Direction:
Provide the records once more, identical to the original.

[Figure contents as structured data]
--- Start ---
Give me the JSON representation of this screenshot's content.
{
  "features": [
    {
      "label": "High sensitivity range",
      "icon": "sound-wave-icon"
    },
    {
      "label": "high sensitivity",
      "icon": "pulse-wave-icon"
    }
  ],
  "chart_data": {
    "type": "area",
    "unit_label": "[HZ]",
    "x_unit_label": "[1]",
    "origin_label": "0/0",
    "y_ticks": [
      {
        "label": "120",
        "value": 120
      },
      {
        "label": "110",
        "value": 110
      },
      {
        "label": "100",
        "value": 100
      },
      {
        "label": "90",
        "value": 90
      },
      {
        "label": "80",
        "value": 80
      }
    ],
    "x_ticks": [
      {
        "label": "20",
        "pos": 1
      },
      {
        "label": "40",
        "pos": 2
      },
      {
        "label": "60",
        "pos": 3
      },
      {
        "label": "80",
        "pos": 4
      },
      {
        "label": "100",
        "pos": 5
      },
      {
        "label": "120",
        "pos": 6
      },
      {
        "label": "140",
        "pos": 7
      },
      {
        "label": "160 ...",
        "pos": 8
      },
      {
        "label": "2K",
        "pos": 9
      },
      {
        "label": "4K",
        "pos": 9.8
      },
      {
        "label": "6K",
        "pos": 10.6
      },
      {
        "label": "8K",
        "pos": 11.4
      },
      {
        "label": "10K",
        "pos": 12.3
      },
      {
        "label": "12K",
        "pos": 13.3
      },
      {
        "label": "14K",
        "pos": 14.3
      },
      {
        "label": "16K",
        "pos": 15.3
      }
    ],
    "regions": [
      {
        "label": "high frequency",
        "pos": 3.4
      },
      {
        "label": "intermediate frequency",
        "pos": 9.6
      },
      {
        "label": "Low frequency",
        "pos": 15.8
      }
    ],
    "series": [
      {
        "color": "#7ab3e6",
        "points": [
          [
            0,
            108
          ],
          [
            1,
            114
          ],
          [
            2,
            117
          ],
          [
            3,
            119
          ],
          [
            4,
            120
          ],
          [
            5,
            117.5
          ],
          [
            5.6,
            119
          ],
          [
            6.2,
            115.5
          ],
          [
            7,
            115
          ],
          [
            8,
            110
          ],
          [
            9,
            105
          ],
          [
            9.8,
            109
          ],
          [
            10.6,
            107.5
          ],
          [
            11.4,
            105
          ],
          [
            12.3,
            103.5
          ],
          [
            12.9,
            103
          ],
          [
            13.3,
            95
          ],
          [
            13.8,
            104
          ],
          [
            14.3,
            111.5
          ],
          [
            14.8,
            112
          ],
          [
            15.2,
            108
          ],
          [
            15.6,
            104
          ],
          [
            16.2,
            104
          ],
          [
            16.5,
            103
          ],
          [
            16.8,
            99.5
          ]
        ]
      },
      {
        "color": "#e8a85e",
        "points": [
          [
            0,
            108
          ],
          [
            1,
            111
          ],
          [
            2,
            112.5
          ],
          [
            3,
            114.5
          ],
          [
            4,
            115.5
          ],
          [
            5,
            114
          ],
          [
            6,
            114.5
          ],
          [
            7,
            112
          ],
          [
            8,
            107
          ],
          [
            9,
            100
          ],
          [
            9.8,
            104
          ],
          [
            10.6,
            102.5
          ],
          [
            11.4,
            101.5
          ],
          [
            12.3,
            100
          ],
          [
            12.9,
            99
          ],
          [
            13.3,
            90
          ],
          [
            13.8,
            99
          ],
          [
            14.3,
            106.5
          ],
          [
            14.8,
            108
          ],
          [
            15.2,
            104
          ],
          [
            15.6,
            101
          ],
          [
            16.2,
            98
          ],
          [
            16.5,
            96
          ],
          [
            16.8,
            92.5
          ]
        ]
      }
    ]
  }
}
--- End ---
The output:
Give me the JSON representation of this screenshot's content.
{
  "features": [
    {
      "label": "High sensitivity range",
      "icon": "sound-wave-icon"
    },
    {
      "label": "high sensitivity",
      "icon": "pulse-wave-icon"
    }
  ],
  "chart_data": {
    "type": "area",
    "unit_label": "[HZ]",
    "x_unit_label": "[1]",
    "origin_label": "0/0",
    "y_ticks": [
      {
        "label": "120",
        "value": 120
      },
      {
        "label": "110",
        "value": 110
      },
      {
        "label": "100",
        "value": 100
      },
      {
        "label": "90",
        "value": 90
      },
      {
        "label": "80",
        "value": 80
      }
    ],
    "x_ticks": [
      {
        "label": "20",
        "pos": 1
      },
      {
        "label": "40",
        "pos": 2
      },
      {
        "label": "60",
        "pos": 3
      },
      {
        "label": "80",
        "pos": 4
      },
      {
        "label": "100",
        "pos": 5
      },
      {
        "label": "120",
        "pos": 6
      },
      {
        "label": "140",
        "pos": 7
      },
      {
        "label": "160 ...",
        "pos": 8
      },
      {
        "label": "2K",
        "pos": 9
      },
      {
        "label": "4K",
        "pos": 9.8
      },
      {
        "label": "6K",
        "pos": 10.6
      },
      {
        "label": "8K",
        "pos": 11.4
      },
      {
        "label": "10K",
        "pos": 12.3
      },
      {
        "label": "12K",
        "pos": 13.3
      },
      {
        "label": "14K",
        "pos": 14.3
      },
      {
        "label": "16K",
        "pos": 15.3
      }
    ],
    "regions": [
      {
        "label": "high frequency",
        "pos": 3.4
      },
      {
        "label": "intermediate frequency",
        "pos": 9.6
      },
      {
        "label": "Low frequency",
        "pos": 15.8
      }
    ],
    "series": [
      {
        "color": "#7ab3e6",
        "points": [
          [
            0,
            108
          ],
          [
            1,
            114
          ],
          [
            2,
            117
          ],
          [
            3,
            119
          ],
          [
            4,
            120
          ],
          [
            5,
            117.5
          ],
          [
            5.6,
            119
          ],
          [
            6.2,
            115.5
          ],
          [
            7,
            115
          ],
          [
            8,
            110
          ],
          [
            9,
            105
          ],
          [
            9.8,
            109
          ],
          [
            10.6,
            107.5
          ],
          [
            11.4,
            105
          ],
          [
            12.3,
            103.5
          ],
          [
            12.9,
            103
          ],
          [
            13.3,
            95
          ],
          [
            13.8,
            104
          ],
          [
            14.3,
            111.5
          ],
          [
            14.8,
            112
          ],
          [
            15.2,
            108
          ],
          [
            15.6,
            104
          ],
          [
            16.2,
            104
          ],
          [
            16.5,
            103
          ],
          [
            16.8,
            99.5
          ]
        ]
      },
      {
        "color": "#e8a85e",
        "points": [
          [
            0,
            108
          ],
          [
            1,
            111
          ],
          [
            2,
            112.5
          ],
          [
            3,
            114.5
          ],
          [
            4,
            115.5
          ],
          [
            5,
            114
          ],
          [
            6,
            114.5
          ],
          [
            7,
            112
          ],
          [
            8,
            107
          ],
          [
            9,
            100
          ],
          [
            9.8,
            104
          ],
          [
            10.6,
            102.5
          ],
          [
            11.4,
            101.5
          ],
          [
            12.3,
            100
          ],
          [
            12.9,
            99
          ],
          [
            13.3,
            90
          ],
          [
            13.8,
            99
          ],
          [
            14.3,
            106.5
          ],
          [
            14.8,
            108
          ],
          [
            15.2,
            104
          ],
          [
            15.6,
            101
          ],
          [
            16.2,
            98
          ],
          [
            16.5,
            96
          ],
          [
            16.8,
            92.5
          ]
        ]
      }
    ]
  }
}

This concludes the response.